*DATA ROWS*:
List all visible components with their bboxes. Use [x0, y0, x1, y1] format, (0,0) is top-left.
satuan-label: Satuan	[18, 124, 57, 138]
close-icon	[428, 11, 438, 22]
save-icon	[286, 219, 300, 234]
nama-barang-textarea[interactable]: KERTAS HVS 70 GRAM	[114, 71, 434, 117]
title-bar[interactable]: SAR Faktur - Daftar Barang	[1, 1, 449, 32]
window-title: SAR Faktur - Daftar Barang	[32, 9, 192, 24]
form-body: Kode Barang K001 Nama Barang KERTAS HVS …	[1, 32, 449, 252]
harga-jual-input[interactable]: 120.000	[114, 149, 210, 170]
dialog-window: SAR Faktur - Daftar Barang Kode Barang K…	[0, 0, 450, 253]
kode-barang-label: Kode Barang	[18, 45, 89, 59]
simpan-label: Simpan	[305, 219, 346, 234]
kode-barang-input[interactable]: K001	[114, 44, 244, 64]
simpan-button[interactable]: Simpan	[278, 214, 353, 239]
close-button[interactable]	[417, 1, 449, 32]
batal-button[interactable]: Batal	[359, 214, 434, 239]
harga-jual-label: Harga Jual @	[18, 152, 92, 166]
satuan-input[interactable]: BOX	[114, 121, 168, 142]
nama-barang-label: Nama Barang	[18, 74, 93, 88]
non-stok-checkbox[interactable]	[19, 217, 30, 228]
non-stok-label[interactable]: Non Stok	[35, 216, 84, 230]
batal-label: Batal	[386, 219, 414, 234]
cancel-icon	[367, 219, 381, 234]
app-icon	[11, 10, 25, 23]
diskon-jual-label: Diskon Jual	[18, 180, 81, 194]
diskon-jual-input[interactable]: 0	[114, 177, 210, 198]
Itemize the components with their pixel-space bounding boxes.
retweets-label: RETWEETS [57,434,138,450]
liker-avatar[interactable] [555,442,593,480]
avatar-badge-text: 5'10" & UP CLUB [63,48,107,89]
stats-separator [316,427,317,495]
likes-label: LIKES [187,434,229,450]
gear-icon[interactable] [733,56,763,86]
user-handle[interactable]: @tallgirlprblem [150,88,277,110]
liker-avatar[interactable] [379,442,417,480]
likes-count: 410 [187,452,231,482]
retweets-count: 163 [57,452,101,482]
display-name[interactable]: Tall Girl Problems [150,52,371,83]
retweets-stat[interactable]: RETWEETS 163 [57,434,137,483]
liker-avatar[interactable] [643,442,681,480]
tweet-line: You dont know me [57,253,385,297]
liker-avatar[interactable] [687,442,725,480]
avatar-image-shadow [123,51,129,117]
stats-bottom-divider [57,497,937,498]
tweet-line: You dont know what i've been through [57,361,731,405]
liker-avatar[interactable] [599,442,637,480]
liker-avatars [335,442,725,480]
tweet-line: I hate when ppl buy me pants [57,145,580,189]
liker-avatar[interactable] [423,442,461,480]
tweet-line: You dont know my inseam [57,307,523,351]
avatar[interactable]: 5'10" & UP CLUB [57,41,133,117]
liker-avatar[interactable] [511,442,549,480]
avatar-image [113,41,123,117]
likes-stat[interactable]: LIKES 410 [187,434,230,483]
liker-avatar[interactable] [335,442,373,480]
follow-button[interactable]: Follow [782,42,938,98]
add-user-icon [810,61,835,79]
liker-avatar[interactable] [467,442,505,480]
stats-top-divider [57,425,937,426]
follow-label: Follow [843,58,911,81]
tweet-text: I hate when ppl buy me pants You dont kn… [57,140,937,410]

*DO THIS*: Reproduce every line of the records above verbatim, from the first to the last, with no alteration or omission.

*SOLUTION FOR THIS TASK*:
List all visible components with their bboxes. Use [x0, y0, x1, y1] format, (0,0) is top-left.
satuan-label: Satuan	[18, 124, 57, 138]
close-icon	[428, 11, 438, 22]
save-icon	[286, 219, 300, 234]
nama-barang-textarea[interactable]: KERTAS HVS 70 GRAM	[114, 71, 434, 117]
title-bar[interactable]: SAR Faktur - Daftar Barang	[1, 1, 449, 32]
window-title: SAR Faktur - Daftar Barang	[32, 9, 192, 24]
form-body: Kode Barang K001 Nama Barang KERTAS HVS …	[1, 32, 449, 252]
harga-jual-input[interactable]: 120.000	[114, 149, 210, 170]
dialog-window: SAR Faktur - Daftar Barang Kode Barang K…	[0, 0, 450, 253]
kode-barang-label: Kode Barang	[18, 45, 89, 59]
simpan-label: Simpan	[305, 219, 346, 234]
kode-barang-input[interactable]: K001	[114, 44, 244, 64]
simpan-button[interactable]: Simpan	[278, 214, 353, 239]
close-button[interactable]	[417, 1, 449, 32]
batal-button[interactable]: Batal	[359, 214, 434, 239]
harga-jual-label: Harga Jual @	[18, 152, 92, 166]
satuan-input[interactable]: BOX	[114, 121, 168, 142]
nama-barang-label: Nama Barang	[18, 74, 93, 88]
non-stok-checkbox[interactable]	[19, 217, 30, 228]
non-stok-label[interactable]: Non Stok	[35, 216, 84, 230]
batal-label: Batal	[386, 219, 414, 234]
cancel-icon	[367, 219, 381, 234]
app-icon	[11, 10, 25, 23]
diskon-jual-label: Diskon Jual	[18, 180, 81, 194]
diskon-jual-input[interactable]: 0	[114, 177, 210, 198]
Itemize the components with their pixel-space bounding boxes.
retweets-label: RETWEETS [57,434,138,450]
liker-avatar[interactable] [555,442,593,480]
avatar-badge-text: 5'10" & UP CLUB [63,48,107,89]
stats-separator [316,427,317,495]
likes-label: LIKES [187,434,229,450]
gear-icon[interactable] [733,56,763,86]
user-handle[interactable]: @tallgirlprblem [150,88,277,110]
liker-avatar[interactable] [379,442,417,480]
likes-count: 410 [187,452,231,482]
retweets-count: 163 [57,452,101,482]
display-name[interactable]: Tall Girl Problems [150,52,371,83]
retweets-stat[interactable]: RETWEETS 163 [57,434,137,483]
liker-avatar[interactable] [643,442,681,480]
tweet-line: You dont know me [57,253,385,297]
liker-avatar[interactable] [687,442,725,480]
avatar-image-shadow [123,51,129,117]
stats-bottom-divider [57,497,937,498]
tweet-line: You dont know what i've been through [57,361,731,405]
liker-avatar[interactable] [599,442,637,480]
liker-avatars [335,442,725,480]
tweet-line: I hate when ppl buy me pants [57,145,580,189]
liker-avatar[interactable] [423,442,461,480]
tweet-line: You dont know my inseam [57,307,523,351]
avatar[interactable]: 5'10" & UP CLUB [57,41,133,117]
liker-avatar[interactable] [511,442,549,480]
avatar-image [113,41,123,117]
likes-stat[interactable]: LIKES 410 [187,434,230,483]
liker-avatar[interactable] [335,442,373,480]
follow-button[interactable]: Follow [782,42,938,98]
add-user-icon [810,61,835,79]
liker-avatar[interactable] [467,442,505,480]
stats-top-divider [57,425,937,426]
follow-label: Follow [843,58,911,81]
tweet-text: I hate when ppl buy me pants You dont kn… [57,140,937,410]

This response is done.